> Your instructions
Pick out every line in the data below that holds "What".

Rows from a figure dataset
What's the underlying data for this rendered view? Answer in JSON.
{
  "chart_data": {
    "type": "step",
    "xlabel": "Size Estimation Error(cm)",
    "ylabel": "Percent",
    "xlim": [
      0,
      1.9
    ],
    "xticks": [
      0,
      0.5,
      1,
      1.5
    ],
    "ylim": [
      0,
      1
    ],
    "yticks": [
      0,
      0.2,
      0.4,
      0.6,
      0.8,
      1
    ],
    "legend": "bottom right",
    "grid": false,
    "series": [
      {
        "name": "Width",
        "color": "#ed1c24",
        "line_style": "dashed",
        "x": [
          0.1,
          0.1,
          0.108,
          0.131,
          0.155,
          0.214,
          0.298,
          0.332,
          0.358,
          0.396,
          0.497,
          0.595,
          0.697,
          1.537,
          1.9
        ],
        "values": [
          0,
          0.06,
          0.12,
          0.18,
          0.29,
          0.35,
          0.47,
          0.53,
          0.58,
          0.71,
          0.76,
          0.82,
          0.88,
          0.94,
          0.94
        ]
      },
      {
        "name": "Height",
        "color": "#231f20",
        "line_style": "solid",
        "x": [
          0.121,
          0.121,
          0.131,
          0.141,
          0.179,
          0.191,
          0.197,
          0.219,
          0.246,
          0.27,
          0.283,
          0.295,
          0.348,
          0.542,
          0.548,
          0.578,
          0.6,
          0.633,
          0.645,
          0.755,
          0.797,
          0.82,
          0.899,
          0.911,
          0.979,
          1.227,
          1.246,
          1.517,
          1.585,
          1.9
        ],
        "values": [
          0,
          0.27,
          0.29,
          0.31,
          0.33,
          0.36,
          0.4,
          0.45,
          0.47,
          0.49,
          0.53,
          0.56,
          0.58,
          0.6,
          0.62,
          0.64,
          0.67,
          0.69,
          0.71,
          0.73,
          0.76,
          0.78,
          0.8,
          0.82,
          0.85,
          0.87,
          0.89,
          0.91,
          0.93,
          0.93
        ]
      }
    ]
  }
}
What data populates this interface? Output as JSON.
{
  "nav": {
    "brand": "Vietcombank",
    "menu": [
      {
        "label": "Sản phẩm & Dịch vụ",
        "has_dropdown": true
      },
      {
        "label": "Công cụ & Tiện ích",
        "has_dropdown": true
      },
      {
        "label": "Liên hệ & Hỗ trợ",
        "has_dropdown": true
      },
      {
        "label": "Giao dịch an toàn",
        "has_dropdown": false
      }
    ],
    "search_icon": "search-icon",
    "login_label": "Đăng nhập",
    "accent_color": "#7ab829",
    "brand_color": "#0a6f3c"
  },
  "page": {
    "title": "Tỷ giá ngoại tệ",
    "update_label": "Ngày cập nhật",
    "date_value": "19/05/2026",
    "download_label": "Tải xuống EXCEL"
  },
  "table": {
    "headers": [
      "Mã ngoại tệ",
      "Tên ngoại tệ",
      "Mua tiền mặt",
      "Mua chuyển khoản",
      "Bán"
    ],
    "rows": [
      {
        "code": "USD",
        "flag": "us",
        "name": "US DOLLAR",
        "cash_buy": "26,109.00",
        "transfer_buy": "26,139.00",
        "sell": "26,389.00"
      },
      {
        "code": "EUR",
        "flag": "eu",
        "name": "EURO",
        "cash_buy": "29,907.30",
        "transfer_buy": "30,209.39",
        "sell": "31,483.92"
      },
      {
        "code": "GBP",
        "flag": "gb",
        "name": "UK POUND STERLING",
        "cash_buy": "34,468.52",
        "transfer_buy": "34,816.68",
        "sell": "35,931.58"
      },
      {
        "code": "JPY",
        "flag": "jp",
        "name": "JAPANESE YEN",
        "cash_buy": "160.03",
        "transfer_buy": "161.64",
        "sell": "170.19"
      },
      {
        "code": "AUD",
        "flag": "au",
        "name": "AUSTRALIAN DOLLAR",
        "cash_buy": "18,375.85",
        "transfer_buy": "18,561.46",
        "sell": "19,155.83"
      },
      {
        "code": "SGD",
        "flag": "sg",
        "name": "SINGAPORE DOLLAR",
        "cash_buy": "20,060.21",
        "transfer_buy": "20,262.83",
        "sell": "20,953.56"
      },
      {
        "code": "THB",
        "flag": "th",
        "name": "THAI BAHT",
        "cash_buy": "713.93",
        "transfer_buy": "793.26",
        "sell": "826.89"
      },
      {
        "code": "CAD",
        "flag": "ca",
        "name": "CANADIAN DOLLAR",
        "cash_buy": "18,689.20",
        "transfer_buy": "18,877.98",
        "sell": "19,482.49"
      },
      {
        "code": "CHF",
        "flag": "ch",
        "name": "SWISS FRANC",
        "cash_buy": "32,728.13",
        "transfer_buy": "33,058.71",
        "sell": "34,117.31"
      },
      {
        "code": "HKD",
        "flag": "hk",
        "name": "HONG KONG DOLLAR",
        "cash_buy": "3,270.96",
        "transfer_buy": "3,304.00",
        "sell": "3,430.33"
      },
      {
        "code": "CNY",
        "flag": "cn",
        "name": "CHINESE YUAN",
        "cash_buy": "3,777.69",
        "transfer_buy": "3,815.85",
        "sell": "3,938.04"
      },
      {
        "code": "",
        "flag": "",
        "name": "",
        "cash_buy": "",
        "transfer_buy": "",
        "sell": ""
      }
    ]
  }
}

> Worked solution
What's the underlying data for this rendered view? Answer in JSON.
What data populates this interface? Output as JSON.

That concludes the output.